- [RECORDS SUPPLIED]:

— Start —

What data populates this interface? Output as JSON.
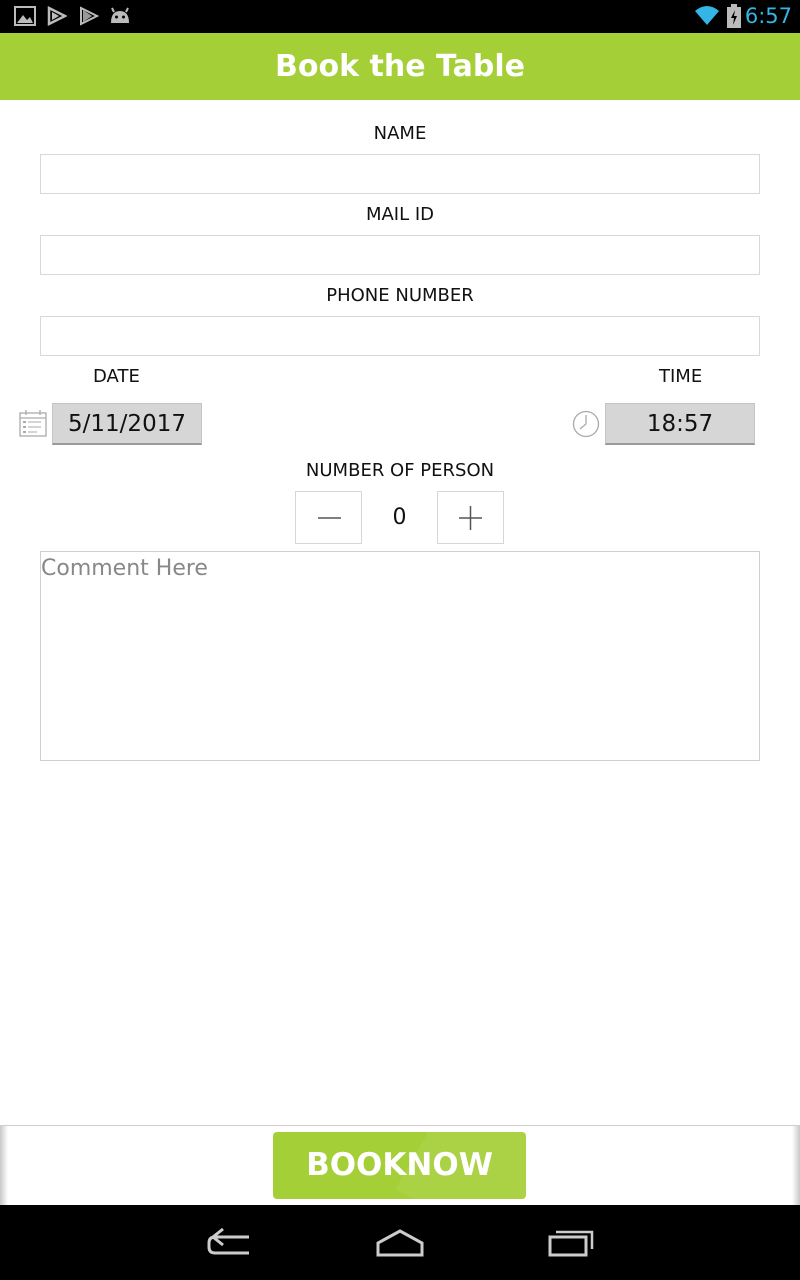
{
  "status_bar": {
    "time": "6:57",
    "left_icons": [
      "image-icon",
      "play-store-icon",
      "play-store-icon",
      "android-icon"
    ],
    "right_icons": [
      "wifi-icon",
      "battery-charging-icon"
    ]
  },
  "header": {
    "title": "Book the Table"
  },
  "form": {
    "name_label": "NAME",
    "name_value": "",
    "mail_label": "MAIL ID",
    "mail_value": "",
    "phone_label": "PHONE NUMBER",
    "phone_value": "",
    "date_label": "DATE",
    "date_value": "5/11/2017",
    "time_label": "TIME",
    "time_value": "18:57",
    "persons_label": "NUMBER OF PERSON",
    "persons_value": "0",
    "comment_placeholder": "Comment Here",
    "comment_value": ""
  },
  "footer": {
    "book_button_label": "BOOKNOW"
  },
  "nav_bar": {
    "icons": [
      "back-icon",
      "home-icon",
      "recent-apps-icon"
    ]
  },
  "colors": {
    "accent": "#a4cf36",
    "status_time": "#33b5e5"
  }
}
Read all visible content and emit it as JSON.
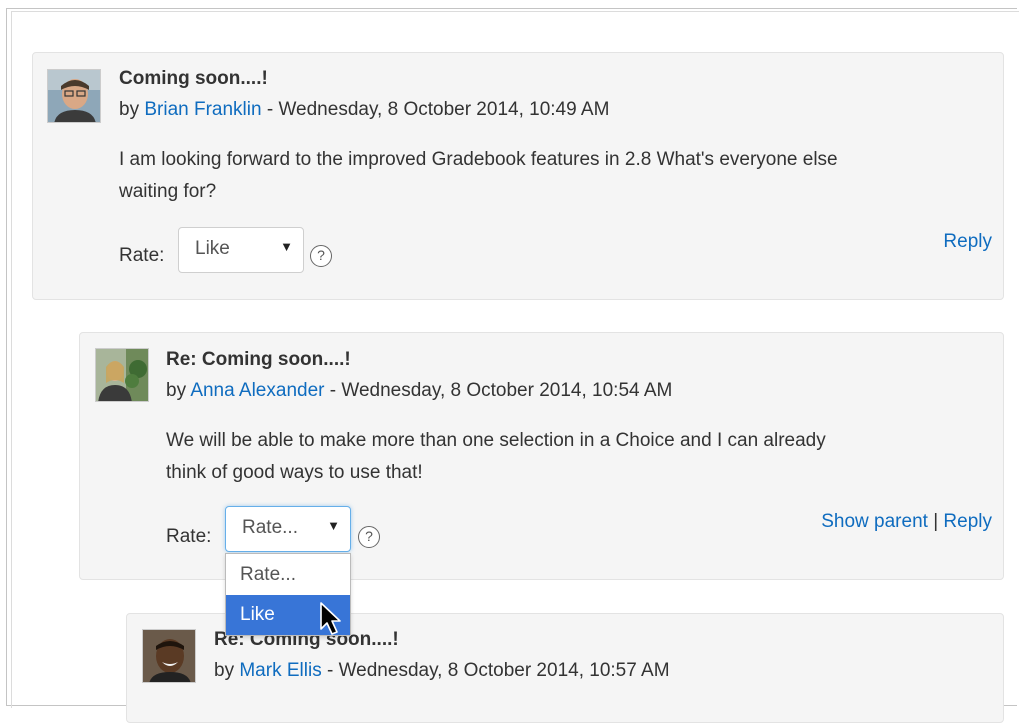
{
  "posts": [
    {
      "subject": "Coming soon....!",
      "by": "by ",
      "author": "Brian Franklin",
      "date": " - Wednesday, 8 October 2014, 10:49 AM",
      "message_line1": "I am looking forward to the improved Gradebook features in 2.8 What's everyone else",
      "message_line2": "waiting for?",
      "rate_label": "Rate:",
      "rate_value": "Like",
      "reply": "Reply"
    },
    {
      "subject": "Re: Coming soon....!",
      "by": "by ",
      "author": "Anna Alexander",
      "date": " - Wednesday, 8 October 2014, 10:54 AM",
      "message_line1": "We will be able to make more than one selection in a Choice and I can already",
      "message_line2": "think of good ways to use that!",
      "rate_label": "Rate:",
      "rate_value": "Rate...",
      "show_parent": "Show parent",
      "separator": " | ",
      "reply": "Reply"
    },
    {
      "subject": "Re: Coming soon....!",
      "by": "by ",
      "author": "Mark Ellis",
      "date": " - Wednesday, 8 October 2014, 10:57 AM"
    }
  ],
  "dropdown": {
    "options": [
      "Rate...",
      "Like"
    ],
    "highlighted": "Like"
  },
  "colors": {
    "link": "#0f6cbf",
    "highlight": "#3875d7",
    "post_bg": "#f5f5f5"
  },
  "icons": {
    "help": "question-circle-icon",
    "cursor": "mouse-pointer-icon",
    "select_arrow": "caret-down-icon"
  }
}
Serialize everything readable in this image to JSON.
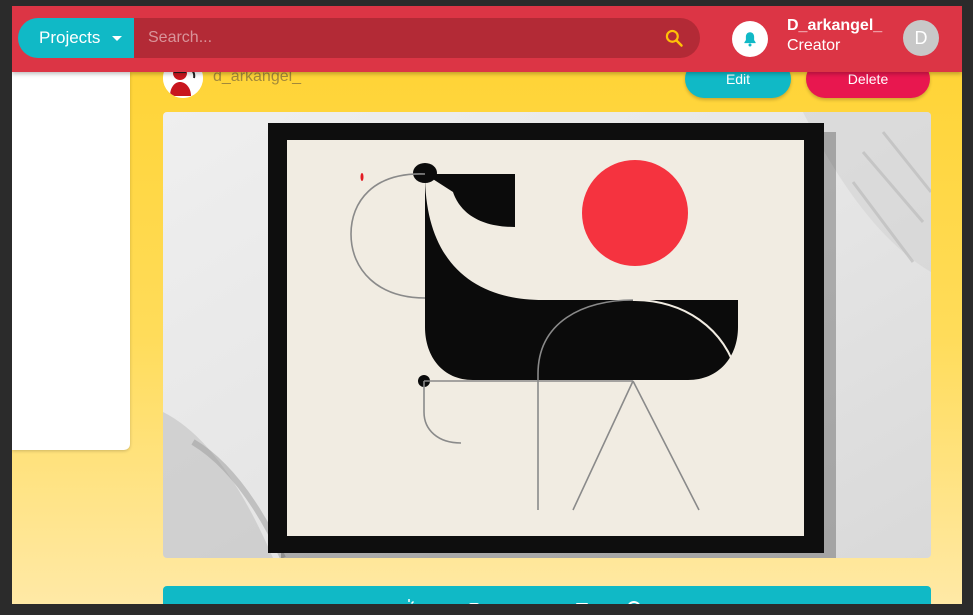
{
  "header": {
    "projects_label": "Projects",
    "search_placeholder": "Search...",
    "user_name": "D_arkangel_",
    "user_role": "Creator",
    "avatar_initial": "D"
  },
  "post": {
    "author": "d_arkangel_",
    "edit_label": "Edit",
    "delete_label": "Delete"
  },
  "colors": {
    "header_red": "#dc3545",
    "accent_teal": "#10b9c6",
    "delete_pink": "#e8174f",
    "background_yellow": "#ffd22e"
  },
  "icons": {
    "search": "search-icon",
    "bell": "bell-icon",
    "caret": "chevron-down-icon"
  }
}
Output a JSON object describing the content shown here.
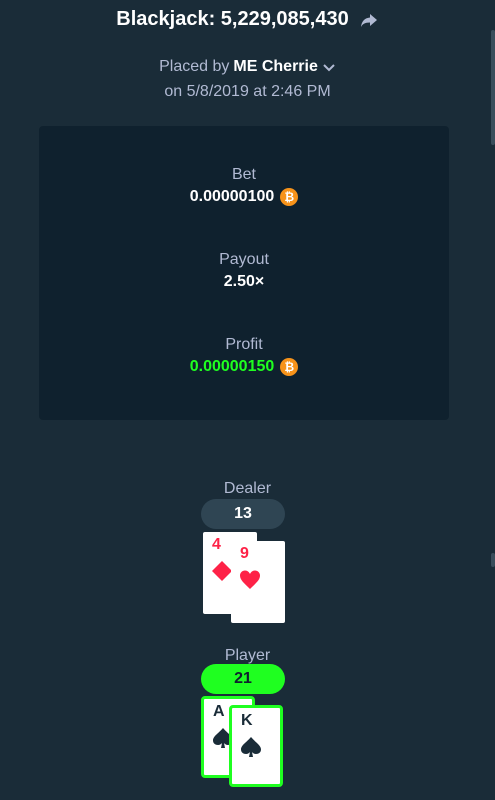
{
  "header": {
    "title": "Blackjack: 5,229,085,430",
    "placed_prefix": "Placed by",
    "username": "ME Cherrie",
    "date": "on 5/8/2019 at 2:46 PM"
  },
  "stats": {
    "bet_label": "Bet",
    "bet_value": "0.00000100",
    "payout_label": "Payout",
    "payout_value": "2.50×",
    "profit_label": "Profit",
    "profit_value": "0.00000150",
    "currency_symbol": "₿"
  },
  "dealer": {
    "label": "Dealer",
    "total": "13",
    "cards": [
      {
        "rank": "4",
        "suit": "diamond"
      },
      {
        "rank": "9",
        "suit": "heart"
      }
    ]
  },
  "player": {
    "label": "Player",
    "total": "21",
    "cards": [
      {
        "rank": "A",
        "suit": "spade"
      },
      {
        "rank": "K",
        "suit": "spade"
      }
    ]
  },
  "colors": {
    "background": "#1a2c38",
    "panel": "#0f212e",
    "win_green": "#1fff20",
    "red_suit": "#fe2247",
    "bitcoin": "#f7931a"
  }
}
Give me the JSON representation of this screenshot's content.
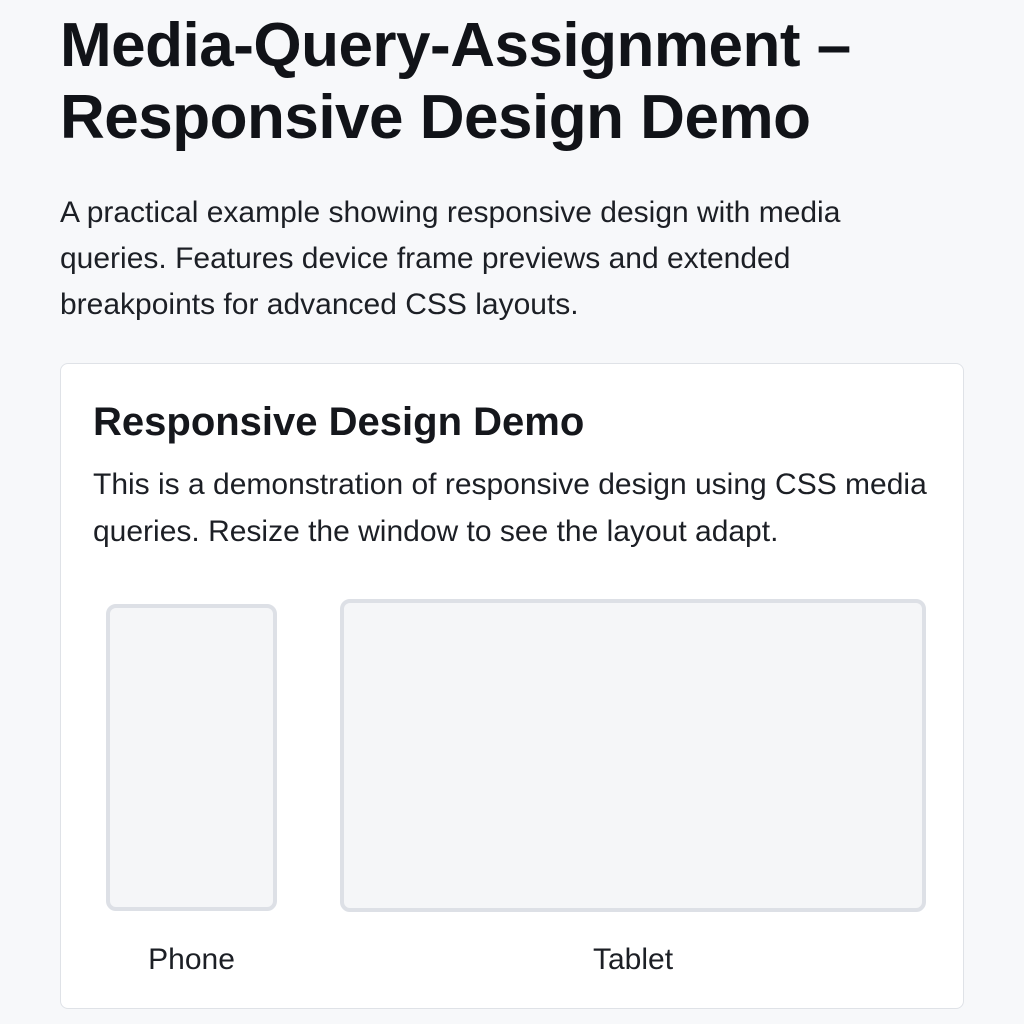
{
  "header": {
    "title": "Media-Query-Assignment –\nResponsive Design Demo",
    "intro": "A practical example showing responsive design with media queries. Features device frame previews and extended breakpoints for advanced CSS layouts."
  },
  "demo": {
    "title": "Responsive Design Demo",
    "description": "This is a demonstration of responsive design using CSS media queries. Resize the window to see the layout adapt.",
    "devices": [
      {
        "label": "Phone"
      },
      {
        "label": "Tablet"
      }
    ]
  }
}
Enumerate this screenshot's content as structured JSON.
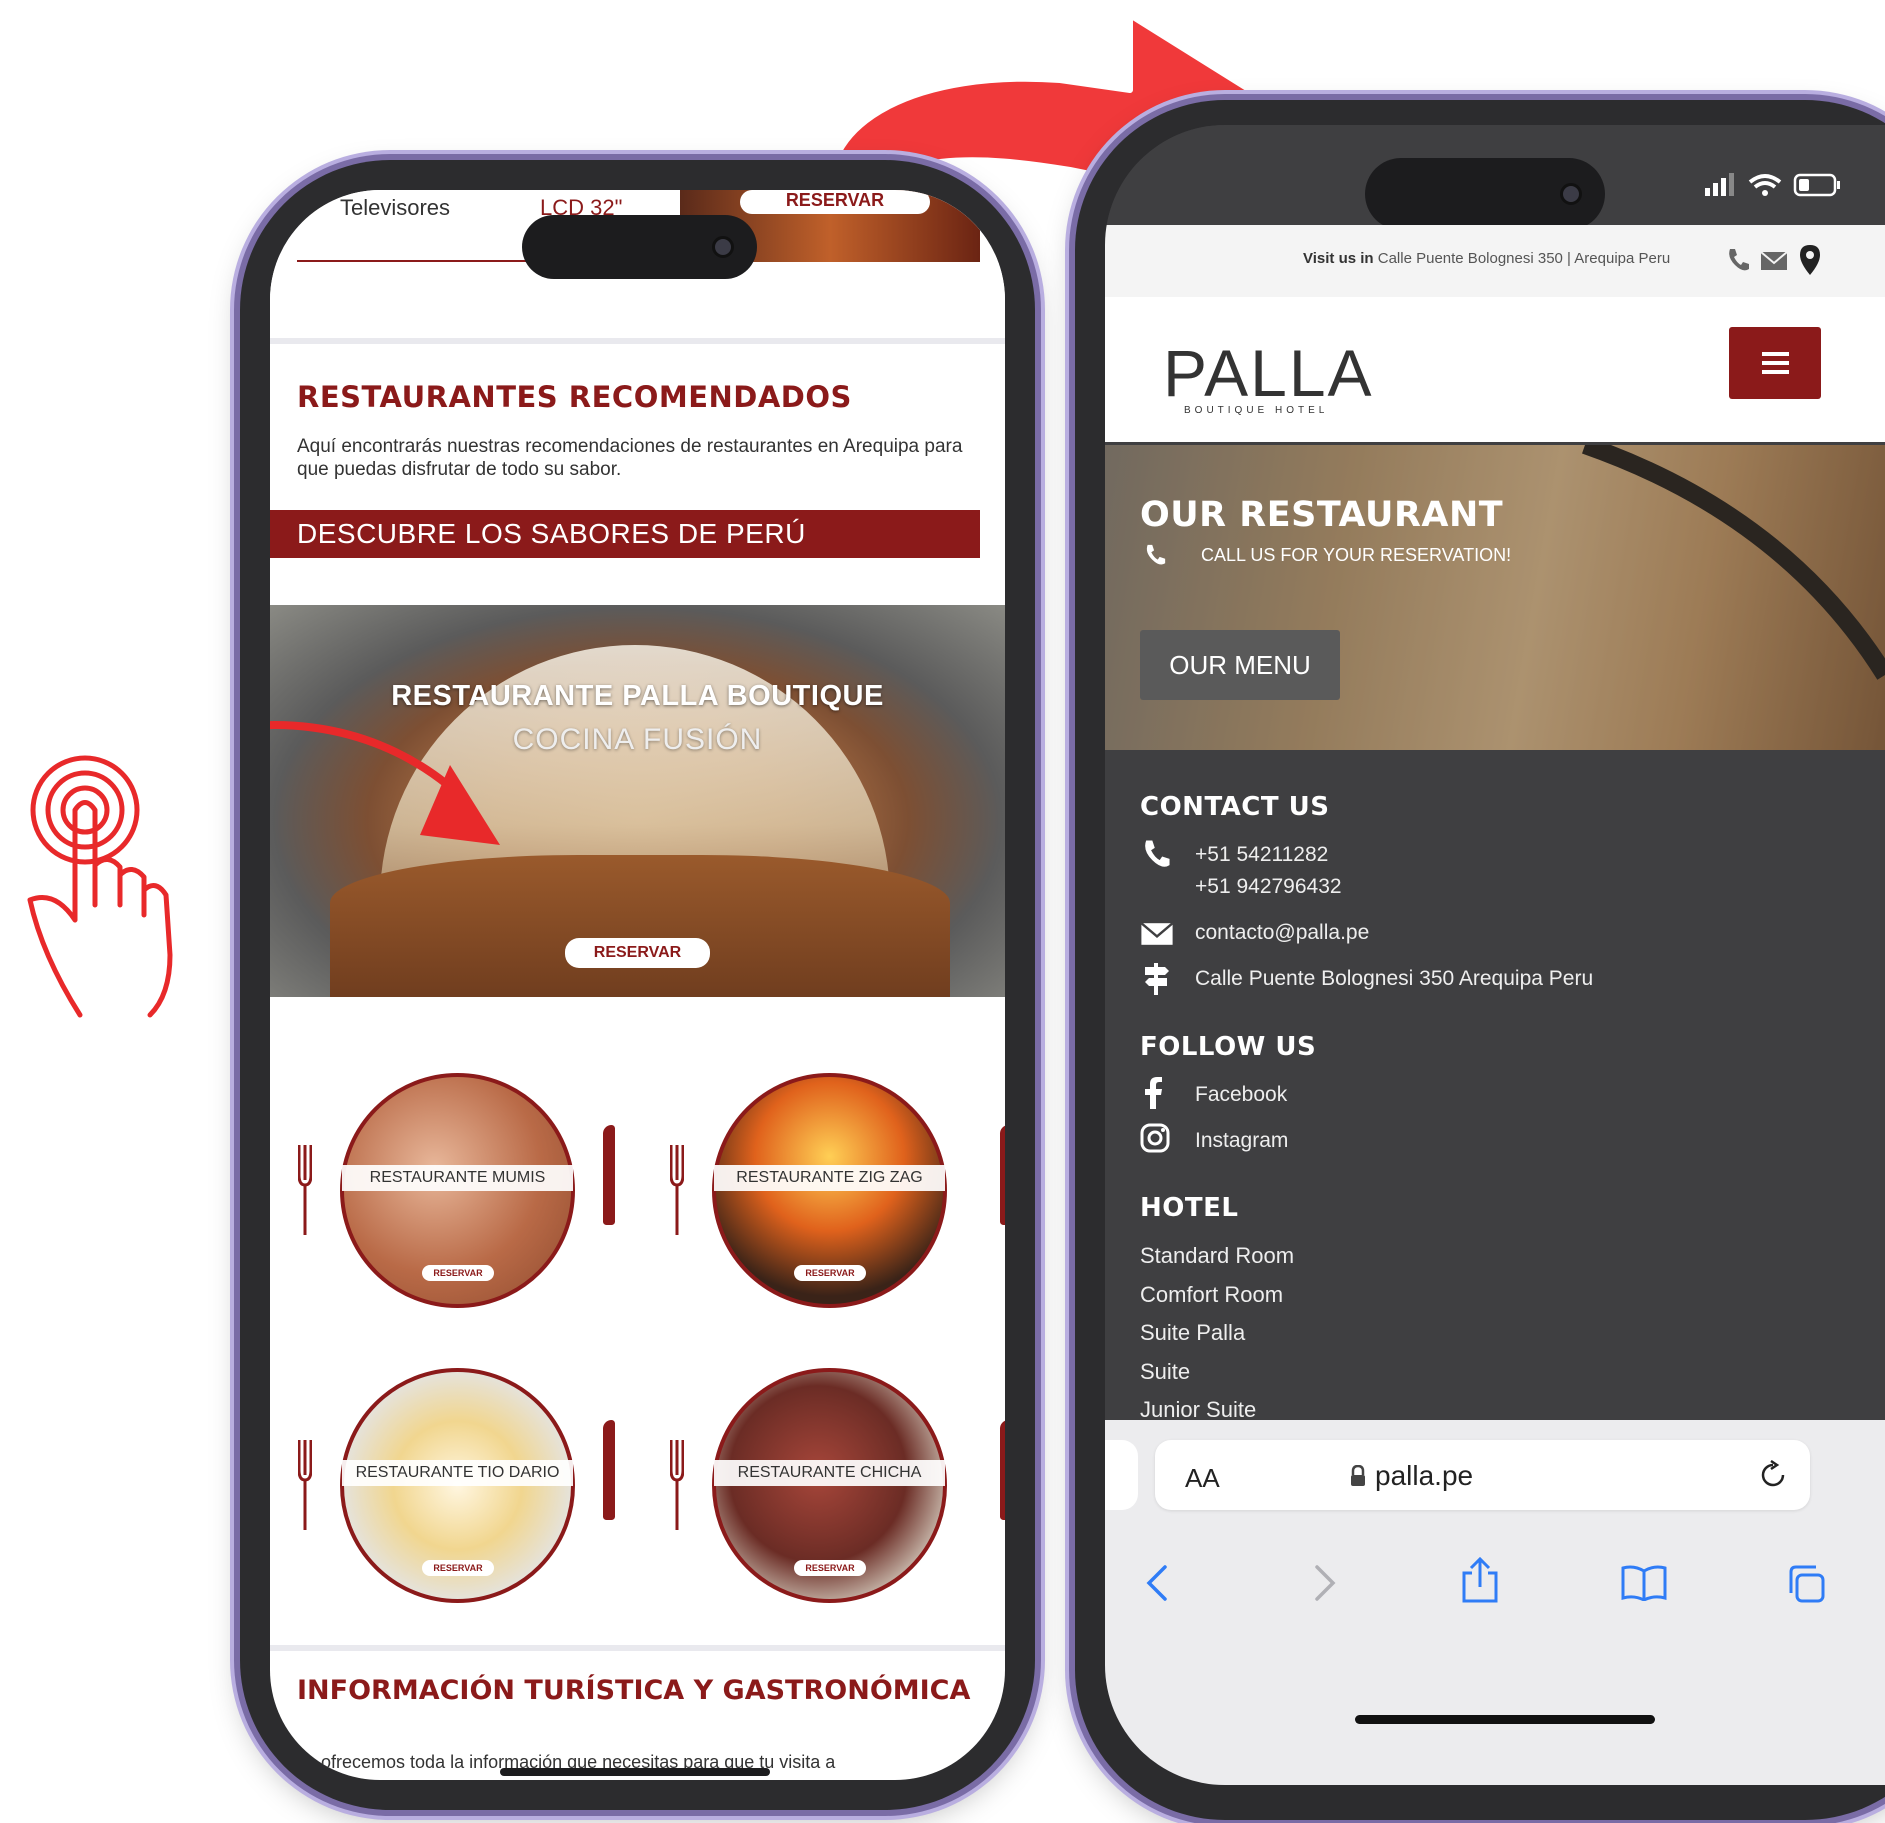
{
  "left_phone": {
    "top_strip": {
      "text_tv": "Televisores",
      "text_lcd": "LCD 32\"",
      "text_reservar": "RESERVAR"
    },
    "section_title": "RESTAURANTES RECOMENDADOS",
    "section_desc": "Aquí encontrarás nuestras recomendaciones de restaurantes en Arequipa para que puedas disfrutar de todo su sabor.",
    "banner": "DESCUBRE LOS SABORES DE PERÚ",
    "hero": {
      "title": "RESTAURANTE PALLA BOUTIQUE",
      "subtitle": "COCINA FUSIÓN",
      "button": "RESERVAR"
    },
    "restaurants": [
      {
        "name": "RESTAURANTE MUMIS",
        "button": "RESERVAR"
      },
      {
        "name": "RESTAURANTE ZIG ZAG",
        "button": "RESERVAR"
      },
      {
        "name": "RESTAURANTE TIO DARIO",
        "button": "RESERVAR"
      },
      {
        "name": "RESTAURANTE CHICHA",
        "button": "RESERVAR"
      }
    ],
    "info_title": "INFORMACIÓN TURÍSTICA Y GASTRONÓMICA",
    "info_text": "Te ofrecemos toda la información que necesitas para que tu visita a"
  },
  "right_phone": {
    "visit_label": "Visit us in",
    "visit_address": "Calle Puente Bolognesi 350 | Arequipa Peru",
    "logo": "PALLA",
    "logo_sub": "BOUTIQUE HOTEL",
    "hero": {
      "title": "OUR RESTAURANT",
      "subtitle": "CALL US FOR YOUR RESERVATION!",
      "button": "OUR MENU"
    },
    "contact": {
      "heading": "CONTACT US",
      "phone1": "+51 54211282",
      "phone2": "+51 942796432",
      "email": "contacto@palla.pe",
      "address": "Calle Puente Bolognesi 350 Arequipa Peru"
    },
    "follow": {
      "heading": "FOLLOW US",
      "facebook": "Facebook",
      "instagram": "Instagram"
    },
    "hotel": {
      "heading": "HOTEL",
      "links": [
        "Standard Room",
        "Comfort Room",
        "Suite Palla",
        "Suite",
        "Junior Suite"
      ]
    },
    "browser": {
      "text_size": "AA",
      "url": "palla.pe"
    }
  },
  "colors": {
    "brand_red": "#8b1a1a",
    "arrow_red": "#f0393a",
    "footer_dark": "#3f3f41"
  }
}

— End —

- [YOUR GOAL]: Copy out every line with the word "Bolognesi".

- [REPLY TO THE TASK]:
    "visit_address": "Calle Puente Bolognesi 350 | Arequipa Peru",
      "address": "Calle Puente Bolognesi 350 Arequipa Peru"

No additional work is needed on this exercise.